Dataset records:
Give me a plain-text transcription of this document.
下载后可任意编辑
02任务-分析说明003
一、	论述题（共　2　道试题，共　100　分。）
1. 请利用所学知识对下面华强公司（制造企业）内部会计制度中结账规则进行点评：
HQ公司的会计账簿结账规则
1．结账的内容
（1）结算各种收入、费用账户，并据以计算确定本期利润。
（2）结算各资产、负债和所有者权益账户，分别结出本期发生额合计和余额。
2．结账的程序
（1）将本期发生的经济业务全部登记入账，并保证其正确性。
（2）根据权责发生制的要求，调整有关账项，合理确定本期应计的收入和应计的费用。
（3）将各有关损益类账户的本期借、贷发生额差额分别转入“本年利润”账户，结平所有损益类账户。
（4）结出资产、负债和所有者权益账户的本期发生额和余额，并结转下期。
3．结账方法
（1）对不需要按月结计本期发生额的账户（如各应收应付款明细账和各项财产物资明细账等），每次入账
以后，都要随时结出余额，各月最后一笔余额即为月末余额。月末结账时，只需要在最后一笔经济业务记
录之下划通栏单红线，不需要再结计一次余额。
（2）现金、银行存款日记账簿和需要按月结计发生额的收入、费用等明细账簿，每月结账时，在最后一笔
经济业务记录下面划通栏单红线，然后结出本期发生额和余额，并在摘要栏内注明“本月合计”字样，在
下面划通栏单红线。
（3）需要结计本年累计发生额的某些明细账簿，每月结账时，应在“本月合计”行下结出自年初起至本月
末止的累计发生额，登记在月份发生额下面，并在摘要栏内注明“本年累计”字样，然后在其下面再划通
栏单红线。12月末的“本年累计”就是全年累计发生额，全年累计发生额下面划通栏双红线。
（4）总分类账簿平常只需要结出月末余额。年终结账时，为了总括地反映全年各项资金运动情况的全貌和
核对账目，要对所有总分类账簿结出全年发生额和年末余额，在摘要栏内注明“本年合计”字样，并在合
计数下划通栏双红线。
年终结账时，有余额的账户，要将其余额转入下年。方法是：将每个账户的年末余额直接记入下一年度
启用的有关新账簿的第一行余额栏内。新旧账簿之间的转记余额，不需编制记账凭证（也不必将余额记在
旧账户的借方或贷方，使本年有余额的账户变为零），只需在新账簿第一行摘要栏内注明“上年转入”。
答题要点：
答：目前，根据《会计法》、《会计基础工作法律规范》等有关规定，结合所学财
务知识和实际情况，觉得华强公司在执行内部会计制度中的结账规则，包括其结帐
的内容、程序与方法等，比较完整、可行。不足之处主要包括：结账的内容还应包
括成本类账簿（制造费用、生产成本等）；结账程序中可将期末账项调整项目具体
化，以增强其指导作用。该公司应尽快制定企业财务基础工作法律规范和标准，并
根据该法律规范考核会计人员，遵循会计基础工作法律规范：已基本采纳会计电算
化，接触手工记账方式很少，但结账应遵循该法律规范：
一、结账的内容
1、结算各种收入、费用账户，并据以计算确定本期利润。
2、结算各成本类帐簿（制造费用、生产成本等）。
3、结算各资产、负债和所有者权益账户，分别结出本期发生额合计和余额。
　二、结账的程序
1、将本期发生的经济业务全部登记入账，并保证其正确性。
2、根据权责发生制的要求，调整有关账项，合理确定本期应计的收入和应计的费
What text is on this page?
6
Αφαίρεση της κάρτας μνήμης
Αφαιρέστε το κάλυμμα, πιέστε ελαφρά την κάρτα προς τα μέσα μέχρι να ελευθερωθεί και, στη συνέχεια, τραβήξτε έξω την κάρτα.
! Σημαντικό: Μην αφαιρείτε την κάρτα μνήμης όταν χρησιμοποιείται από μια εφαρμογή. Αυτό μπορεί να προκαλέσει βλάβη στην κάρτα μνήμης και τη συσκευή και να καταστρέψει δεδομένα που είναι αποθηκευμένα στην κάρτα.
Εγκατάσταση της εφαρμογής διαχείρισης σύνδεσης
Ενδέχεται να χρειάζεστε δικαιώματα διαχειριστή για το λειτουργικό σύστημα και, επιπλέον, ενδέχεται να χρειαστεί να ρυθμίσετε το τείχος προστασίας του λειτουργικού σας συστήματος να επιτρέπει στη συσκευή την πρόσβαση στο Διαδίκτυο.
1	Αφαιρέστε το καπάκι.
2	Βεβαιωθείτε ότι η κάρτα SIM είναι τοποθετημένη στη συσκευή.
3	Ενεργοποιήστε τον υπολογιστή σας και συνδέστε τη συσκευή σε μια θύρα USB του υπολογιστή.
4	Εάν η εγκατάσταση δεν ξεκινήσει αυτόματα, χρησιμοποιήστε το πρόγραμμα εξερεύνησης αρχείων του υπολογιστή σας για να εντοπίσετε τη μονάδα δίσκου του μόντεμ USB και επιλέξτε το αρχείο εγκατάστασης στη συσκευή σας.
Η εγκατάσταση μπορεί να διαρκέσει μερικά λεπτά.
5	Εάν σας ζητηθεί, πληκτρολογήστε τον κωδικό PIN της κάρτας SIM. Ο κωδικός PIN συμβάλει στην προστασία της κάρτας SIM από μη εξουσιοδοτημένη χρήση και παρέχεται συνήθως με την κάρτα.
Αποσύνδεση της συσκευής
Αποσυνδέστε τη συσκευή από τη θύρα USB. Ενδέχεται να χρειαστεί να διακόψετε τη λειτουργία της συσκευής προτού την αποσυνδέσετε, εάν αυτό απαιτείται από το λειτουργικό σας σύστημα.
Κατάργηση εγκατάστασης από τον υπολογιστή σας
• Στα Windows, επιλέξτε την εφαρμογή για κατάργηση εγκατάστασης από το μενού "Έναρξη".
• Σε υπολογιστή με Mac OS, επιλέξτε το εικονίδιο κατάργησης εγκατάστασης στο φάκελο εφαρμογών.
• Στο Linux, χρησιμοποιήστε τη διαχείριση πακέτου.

* [Problem to solve]:
Retype all the material above precisely, with no line left out.

* [Solution for this task]:
Give me a plain-text transcription of this document.
下载后可任意编辑
02任务-分析说明003
一、	论述题（共　2　道试题，共　100　分。）
1. 请利用所学知识对下面华强公司（制造企业）内部会计制度中结账规则进行点评：
HQ公司的会计账簿结账规则
1．结账的内容
（1）结算各种收入、费用账户，并据以计算确定本期利润。
（2）结算各资产、负债和所有者权益账户，分别结出本期发生额合计和余额。
2．结账的程序
（1）将本期发生的经济业务全部登记入账，并保证其正确性。
（2）根据权责发生制的要求，调整有关账项，合理确定本期应计的收入和应计的费用。
（3）将各有关损益类账户的本期借、贷发生额差额分别转入“本年利润”账户，结平所有损益类账户。
（4）结出资产、负债和所有者权益账户的本期发生额和余额，并结转下期。
3．结账方法
（1）对不需要按月结计本期发生额的账户（如各应收应付款明细账和各项财产物资明细账等），每次入账
以后，都要随时结出余额，各月最后一笔余额即为月末余额。月末结账时，只需要在最后一笔经济业务记
录之下划通栏单红线，不需要再结计一次余额。
（2）现金、银行存款日记账簿和需要按月结计发生额的收入、费用等明细账簿，每月结账时，在最后一笔
经济业务记录下面划通栏单红线，然后结出本期发生额和余额，并在摘要栏内注明“本月合计”字样，在
下面划通栏单红线。
（3）需要结计本年累计发生额的某些明细账簿，每月结账时，应在“本月合计”行下结出自年初起至本月
末止的累计发生额，登记在月份发生额下面，并在摘要栏内注明“本年累计”字样，然后在其下面再划通
栏单红线。12月末的“本年累计”就是全年累计发生额，全年累计发生额下面划通栏双红线。
（4）总分类账簿平常只需要结出月末余额。年终结账时，为了总括地反映全年各项资金运动情况的全貌和
核对账目，要对所有总分类账簿结出全年发生额和年末余额，在摘要栏内注明“本年合计”字样，并在合
计数下划通栏双红线。
年终结账时，有余额的账户，要将其余额转入下年。方法是：将每个账户的年末余额直接记入下一年度
启用的有关新账簿的第一行余额栏内。新旧账簿之间的转记余额，不需编制记账凭证（也不必将余额记在
旧账户的借方或贷方，使本年有余额的账户变为零），只需在新账簿第一行摘要栏内注明“上年转入”。
答题要点：
答：目前，根据《会计法》、《会计基础工作法律规范》等有关规定，结合所学财
务知识和实际情况，觉得华强公司在执行内部会计制度中的结账规则，包括其结帐
的内容、程序与方法等，比较完整、可行。不足之处主要包括：结账的内容还应包
括成本类账簿（制造费用、生产成本等）；结账程序中可将期末账项调整项目具体
化，以增强其指导作用。该公司应尽快制定企业财务基础工作法律规范和标准，并
根据该法律规范考核会计人员，遵循会计基础工作法律规范：已基本采纳会计电算
化，接触手工记账方式很少，但结账应遵循该法律规范：
一、结账的内容
1、结算各种收入、费用账户，并据以计算确定本期利润。
2、结算各成本类帐簿（制造费用、生产成本等）。
3、结算各资产、负债和所有者权益账户，分别结出本期发生额合计和余额。
　二、结账的程序
1、将本期发生的经济业务全部登记入账，并保证其正确性。
2、根据权责发生制的要求，调整有关账项，合理确定本期应计的收入和应计的费
What text is on this page?
6
Αφαίρεση της κάρτας μνήμης
Αφαιρέστε το κάλυμμα, πιέστε ελαφρά την κάρτα προς τα μέσα μέχρι να ελευθερωθεί και, στη συνέχεια, τραβήξτε έξω την κάρτα.
! Σημαντικό: Μην αφαιρείτε την κάρτα μνήμης όταν χρησιμοποιείται από μια εφαρμογή. Αυτό μπορεί να προκαλέσει βλάβη στην κάρτα μνήμης και τη συσκευή και να καταστρέψει δεδομένα που είναι αποθηκευμένα στην κάρτα.
Εγκατάσταση της εφαρμογής διαχείρισης σύνδεσης
Ενδέχεται να χρειάζεστε δικαιώματα διαχειριστή για το λειτουργικό σύστημα και, επιπλέον, ενδέχεται να χρειαστεί να ρυθμίσετε το τείχος προστασίας του λειτουργικού σας συστήματος να επιτρέπει στη συσκευή την πρόσβαση στο Διαδίκτυο.
1	Αφαιρέστε το καπάκι.
2	Βεβαιωθείτε ότι η κάρτα SIM είναι τοποθετημένη στη συσκευή.
3	Ενεργοποιήστε τον υπολογιστή σας και συνδέστε τη συσκευή σε μια θύρα USB του υπολογιστή.
4	Εάν η εγκατάσταση δεν ξεκινήσει αυτόματα, χρησιμοποιήστε το πρόγραμμα εξερεύνησης αρχείων του υπολογιστή σας για να εντοπίσετε τη μονάδα δίσκου του μόντεμ USB και επιλέξτε το αρχείο εγκατάστασης στη συσκευή σας.
Η εγκατάσταση μπορεί να διαρκέσει μερικά λεπτά.
5	Εάν σας ζητηθεί, πληκτρολογήστε τον κωδικό PIN της κάρτας SIM. Ο κωδικός PIN συμβάλει στην προστασία της κάρτας SIM από μη εξουσιοδοτημένη χρήση και παρέχεται συνήθως με την κάρτα.
Αποσύνδεση της συσκευής
Αποσυνδέστε τη συσκευή από τη θύρα USB. Ενδέχεται να χρειαστεί να διακόψετε τη λειτουργία της συσκευής προτού την αποσυνδέσετε, εάν αυτό απαιτείται από το λειτουργικό σας σύστημα.
Κατάργηση εγκατάστασης από τον υπολογιστή σας
• Στα Windows, επιλέξτε την εφαρμογή για κατάργηση εγκατάστασης από το μενού "Έναρξη".
• Σε υπολογιστή με Mac OS, επιλέξτε το εικονίδιο κατάργησης εγκατάστασης στο φάκελο εφαρμογών.
• Στο Linux, χρησιμοποιήστε τη διαχείριση πακέτου.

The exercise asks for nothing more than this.